**TASK DETAILS**.
Your task is to copy every line of the records below that contains "Fibonacci".

Begin DATA LINES

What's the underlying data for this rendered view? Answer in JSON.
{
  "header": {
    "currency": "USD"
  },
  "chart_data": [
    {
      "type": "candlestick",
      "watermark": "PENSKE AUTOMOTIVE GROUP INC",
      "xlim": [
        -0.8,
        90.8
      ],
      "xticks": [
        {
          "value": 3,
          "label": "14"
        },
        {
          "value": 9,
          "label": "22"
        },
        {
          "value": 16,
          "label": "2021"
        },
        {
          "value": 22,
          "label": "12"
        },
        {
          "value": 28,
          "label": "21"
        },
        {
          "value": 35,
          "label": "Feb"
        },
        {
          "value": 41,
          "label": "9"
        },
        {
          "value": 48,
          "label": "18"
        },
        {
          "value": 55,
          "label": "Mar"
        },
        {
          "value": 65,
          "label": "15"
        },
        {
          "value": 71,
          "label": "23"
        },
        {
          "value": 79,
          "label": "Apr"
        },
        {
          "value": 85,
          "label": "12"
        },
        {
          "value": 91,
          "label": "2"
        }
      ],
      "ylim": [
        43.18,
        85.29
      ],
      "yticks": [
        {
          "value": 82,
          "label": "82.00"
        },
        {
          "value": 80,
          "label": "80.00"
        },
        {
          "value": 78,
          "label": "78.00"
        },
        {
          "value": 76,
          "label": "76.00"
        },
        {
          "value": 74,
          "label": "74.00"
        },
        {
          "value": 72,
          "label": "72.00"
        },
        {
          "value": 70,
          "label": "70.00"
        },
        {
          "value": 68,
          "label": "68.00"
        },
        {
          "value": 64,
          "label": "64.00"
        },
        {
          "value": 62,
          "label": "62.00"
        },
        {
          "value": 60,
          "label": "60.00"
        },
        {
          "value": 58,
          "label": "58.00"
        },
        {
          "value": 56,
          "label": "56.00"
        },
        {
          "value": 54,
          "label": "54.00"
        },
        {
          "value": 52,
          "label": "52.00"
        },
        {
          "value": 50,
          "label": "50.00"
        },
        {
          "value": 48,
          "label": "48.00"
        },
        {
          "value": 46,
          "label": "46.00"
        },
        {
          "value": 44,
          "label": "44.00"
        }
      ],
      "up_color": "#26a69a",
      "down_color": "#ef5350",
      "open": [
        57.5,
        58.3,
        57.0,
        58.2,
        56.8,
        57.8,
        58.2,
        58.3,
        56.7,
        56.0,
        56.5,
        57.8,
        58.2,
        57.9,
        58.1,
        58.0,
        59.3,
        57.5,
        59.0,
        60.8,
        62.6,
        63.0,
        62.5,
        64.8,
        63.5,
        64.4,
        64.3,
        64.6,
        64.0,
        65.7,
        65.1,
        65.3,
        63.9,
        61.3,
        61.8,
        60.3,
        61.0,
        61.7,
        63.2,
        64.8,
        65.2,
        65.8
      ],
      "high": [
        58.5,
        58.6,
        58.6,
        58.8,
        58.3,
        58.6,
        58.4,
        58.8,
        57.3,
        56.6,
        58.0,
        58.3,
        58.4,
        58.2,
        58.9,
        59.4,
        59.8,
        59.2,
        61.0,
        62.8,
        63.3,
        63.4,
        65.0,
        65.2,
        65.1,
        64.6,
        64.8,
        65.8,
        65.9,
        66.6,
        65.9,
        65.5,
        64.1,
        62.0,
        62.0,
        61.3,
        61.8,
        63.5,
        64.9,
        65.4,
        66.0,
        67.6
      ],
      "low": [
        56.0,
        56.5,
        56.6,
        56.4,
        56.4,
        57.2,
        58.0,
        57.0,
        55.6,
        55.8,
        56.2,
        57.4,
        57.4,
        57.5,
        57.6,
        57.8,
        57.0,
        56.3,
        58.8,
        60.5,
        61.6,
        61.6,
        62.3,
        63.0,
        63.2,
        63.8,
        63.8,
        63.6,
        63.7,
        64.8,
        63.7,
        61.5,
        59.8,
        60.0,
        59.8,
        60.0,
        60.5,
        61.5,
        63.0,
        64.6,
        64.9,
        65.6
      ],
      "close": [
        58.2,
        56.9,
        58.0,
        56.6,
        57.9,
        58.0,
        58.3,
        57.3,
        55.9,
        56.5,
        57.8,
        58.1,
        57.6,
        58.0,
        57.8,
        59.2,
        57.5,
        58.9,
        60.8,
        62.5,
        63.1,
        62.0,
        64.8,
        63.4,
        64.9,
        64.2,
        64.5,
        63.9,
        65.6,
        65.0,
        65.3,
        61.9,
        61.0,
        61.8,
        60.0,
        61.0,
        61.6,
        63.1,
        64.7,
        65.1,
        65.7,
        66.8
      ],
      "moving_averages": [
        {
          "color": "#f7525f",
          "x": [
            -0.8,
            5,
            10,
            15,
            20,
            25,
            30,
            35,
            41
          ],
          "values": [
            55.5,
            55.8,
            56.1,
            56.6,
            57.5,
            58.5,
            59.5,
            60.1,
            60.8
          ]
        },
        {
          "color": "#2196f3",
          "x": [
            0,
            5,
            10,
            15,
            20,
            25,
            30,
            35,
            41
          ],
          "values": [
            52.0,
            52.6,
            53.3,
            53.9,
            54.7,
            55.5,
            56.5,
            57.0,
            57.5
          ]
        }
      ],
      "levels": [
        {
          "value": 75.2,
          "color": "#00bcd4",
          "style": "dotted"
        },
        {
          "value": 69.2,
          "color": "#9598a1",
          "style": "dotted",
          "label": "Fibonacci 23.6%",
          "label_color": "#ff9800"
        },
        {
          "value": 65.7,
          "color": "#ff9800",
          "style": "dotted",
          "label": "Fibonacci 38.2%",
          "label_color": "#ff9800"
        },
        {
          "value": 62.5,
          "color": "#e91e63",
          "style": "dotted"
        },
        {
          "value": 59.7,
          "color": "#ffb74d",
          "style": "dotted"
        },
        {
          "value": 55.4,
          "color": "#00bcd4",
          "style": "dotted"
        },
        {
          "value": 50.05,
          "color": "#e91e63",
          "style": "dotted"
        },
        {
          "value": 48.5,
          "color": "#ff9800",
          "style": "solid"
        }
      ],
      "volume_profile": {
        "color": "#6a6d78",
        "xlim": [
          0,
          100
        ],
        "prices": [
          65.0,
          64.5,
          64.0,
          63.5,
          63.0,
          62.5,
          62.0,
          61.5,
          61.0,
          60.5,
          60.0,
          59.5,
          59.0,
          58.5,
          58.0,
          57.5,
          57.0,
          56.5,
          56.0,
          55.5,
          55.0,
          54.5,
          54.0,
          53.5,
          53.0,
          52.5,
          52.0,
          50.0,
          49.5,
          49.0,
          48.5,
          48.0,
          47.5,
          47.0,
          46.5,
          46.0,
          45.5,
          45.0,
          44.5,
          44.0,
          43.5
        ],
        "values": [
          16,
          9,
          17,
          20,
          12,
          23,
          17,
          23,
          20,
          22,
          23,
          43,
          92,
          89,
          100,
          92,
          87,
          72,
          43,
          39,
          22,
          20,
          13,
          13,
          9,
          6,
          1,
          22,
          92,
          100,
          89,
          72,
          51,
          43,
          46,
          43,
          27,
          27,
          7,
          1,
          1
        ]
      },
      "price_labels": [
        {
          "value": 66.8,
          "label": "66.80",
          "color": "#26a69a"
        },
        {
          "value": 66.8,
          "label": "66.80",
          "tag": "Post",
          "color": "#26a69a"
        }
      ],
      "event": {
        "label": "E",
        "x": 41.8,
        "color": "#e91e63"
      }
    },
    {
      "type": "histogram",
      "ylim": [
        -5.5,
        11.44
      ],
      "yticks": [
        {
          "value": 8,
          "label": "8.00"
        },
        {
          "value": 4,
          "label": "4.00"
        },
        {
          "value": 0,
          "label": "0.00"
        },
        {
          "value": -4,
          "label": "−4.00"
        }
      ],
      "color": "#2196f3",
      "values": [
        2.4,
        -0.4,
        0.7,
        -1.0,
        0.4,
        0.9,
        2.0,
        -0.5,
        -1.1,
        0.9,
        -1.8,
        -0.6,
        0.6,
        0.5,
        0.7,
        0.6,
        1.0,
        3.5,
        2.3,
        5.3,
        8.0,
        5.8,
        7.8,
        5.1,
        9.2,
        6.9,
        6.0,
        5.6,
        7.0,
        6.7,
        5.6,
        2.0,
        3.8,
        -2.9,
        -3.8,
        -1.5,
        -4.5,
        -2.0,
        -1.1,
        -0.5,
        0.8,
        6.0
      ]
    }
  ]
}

End DATA LINES

**EXERCISE RESPONSE**.
          "label": "Fibonacci 23.6%",
          "label": "Fibonacci 38.2%",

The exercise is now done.